• **Data entries for graphics**

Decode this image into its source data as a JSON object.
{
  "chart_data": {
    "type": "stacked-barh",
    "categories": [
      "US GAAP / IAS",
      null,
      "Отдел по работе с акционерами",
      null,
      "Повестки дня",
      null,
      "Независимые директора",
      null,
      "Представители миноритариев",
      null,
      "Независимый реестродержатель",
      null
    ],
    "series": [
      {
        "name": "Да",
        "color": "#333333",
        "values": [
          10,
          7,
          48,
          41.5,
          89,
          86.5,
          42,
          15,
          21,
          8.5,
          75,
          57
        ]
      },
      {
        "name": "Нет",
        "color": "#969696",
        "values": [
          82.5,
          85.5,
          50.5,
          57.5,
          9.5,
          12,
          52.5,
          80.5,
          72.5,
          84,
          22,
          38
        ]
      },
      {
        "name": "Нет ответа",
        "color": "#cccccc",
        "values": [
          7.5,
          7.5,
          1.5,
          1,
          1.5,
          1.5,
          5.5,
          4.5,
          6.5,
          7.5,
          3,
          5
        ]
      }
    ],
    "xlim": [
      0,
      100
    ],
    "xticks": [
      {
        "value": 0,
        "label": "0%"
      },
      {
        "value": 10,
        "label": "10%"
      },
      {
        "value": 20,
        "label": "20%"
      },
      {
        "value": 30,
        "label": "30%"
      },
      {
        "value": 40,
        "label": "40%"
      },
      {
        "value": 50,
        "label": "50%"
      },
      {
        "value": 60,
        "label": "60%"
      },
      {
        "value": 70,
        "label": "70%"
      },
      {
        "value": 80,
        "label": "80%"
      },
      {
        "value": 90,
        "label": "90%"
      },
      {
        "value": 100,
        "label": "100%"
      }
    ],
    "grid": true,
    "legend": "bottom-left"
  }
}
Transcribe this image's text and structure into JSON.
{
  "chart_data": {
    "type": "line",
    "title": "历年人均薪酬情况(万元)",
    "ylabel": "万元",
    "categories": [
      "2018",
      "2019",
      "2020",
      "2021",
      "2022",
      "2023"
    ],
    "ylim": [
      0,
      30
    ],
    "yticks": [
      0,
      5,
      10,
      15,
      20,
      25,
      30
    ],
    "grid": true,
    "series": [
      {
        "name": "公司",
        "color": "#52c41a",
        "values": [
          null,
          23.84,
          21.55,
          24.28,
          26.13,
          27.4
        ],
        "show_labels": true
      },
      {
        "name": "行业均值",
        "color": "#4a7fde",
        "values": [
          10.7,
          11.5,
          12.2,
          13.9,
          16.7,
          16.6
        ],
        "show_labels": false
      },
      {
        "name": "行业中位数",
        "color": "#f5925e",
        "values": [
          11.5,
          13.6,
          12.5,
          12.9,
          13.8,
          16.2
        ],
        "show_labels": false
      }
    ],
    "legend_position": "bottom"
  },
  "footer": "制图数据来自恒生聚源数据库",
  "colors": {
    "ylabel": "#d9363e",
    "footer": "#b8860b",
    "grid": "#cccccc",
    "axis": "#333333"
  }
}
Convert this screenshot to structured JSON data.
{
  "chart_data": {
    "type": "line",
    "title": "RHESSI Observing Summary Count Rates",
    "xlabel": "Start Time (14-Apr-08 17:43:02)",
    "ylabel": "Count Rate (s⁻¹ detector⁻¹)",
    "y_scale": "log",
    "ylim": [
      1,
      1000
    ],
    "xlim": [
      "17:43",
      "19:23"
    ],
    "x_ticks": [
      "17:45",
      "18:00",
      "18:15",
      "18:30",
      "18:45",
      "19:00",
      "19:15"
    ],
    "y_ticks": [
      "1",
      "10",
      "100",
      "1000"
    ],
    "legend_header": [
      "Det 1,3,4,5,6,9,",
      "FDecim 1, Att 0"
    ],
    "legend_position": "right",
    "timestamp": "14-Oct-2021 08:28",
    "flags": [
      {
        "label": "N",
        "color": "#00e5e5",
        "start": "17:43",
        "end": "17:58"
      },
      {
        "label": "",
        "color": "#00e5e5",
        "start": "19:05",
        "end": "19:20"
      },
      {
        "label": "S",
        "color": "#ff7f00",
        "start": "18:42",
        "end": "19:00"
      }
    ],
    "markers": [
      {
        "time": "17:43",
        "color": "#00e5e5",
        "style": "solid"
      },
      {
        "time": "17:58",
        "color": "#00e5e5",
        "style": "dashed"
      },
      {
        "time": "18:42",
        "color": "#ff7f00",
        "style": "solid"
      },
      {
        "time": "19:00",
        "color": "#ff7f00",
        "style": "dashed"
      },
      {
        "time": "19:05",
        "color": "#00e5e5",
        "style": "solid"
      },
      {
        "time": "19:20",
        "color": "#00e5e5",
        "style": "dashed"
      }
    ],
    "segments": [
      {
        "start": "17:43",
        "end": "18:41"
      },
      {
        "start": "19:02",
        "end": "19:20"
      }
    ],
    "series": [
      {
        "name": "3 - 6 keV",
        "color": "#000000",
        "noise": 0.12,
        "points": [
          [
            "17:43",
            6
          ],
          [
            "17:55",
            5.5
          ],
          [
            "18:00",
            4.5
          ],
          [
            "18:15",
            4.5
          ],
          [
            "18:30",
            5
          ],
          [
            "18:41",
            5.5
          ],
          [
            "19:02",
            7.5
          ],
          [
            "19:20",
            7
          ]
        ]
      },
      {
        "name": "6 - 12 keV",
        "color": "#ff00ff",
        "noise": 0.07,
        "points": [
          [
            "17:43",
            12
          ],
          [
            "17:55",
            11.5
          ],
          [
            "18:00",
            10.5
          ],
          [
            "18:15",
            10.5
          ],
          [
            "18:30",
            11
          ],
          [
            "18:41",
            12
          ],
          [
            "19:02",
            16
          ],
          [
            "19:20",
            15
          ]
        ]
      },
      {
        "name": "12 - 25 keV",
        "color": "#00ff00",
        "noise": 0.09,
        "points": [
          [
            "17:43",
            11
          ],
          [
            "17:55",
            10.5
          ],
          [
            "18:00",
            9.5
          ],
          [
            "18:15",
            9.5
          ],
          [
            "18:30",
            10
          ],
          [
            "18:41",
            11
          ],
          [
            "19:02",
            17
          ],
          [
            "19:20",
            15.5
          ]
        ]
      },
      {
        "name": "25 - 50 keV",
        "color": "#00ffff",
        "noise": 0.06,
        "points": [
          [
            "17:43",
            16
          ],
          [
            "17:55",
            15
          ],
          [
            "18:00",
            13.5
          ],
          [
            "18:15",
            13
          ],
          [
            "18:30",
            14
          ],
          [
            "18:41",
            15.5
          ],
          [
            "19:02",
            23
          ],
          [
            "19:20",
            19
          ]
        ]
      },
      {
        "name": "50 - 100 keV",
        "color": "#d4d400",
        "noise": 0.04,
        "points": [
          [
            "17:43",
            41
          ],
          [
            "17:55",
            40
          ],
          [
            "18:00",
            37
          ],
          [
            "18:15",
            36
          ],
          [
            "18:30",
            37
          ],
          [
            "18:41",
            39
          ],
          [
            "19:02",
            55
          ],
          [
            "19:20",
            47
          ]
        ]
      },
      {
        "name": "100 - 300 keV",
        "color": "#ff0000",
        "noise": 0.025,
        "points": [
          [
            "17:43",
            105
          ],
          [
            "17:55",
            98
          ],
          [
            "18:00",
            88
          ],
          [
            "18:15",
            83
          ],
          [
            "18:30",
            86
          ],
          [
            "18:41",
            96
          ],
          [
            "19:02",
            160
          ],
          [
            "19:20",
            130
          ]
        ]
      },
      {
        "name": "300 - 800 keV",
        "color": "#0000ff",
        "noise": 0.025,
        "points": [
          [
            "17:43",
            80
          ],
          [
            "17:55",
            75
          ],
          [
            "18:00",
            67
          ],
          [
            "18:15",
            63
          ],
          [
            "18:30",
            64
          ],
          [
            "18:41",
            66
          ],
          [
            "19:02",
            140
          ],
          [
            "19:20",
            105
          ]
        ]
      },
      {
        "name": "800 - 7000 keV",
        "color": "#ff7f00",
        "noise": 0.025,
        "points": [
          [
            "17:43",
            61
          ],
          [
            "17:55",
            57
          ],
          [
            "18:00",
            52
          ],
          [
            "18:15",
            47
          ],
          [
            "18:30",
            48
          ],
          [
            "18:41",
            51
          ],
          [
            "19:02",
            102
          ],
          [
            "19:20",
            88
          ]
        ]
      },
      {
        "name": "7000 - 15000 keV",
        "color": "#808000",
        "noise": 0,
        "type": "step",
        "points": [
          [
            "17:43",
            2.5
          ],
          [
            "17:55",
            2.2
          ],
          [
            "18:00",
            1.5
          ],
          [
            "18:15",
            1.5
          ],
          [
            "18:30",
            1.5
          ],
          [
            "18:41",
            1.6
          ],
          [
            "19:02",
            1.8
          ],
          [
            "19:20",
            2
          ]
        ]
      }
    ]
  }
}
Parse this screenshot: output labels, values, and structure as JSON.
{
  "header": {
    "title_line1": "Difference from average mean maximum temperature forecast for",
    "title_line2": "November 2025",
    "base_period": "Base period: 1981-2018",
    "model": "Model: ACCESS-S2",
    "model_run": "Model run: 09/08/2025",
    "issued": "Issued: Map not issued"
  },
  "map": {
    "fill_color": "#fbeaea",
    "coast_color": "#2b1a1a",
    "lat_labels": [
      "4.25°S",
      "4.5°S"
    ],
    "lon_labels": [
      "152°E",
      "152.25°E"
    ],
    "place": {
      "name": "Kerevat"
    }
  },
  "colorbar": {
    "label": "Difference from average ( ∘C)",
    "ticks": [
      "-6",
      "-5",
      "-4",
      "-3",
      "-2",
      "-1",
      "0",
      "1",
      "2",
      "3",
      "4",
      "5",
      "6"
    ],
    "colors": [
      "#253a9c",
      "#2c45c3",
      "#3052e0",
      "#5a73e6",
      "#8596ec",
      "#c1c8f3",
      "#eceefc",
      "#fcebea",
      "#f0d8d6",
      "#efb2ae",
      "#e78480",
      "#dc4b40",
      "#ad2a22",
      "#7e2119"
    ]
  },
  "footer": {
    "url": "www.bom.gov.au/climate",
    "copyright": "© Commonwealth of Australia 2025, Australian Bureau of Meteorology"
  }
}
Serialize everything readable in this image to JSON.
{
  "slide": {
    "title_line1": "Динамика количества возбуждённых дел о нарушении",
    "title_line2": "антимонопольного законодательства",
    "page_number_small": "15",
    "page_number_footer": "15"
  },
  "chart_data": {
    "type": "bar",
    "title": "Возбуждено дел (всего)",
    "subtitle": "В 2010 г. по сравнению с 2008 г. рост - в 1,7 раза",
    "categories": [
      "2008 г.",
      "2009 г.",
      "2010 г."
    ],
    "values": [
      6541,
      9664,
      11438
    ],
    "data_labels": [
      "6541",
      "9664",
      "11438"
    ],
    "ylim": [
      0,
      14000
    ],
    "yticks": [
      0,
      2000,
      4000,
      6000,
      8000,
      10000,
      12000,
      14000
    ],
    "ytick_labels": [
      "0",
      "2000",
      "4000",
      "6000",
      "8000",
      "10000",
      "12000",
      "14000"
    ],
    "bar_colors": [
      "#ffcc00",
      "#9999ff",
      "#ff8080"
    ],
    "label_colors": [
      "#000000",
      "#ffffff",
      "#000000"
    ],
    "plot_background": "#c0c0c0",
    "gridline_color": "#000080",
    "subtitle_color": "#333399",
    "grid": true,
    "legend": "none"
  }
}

• **Written request**
Would you give again, word for word, every line from the one with "Serialize everything readable" through the final line of the listing above?

• **Exercise output**
Serialize everything readable in this image to JSON.
{
  "slide": {
    "title_line1": "Динамика количества возбуждённых дел о нарушении",
    "title_line2": "антимонопольного законодательства",
    "page_number_small": "15",
    "page_number_footer": "15"
  },
  "chart_data": {
    "type": "bar",
    "title": "Возбуждено дел (всего)",
    "subtitle": "В 2010 г. по сравнению с 2008 г. рост - в 1,7 раза",
    "categories": [
      "2008 г.",
      "2009 г.",
      "2010 г."
    ],
    "values": [
      6541,
      9664,
      11438
    ],
    "data_labels": [
      "6541",
      "9664",
      "11438"
    ],
    "ylim": [
      0,
      14000
    ],
    "yticks": [
      0,
      2000,
      4000,
      6000,
      8000,
      10000,
      12000,
      14000
    ],
    "ytick_labels": [
      "0",
      "2000",
      "4000",
      "6000",
      "8000",
      "10000",
      "12000",
      "14000"
    ],
    "bar_colors": [
      "#ffcc00",
      "#9999ff",
      "#ff8080"
    ],
    "label_colors": [
      "#000000",
      "#ffffff",
      "#000000"
    ],
    "plot_background": "#c0c0c0",
    "gridline_color": "#000080",
    "subtitle_color": "#333399",
    "grid": true,
    "legend": "none"
  }
}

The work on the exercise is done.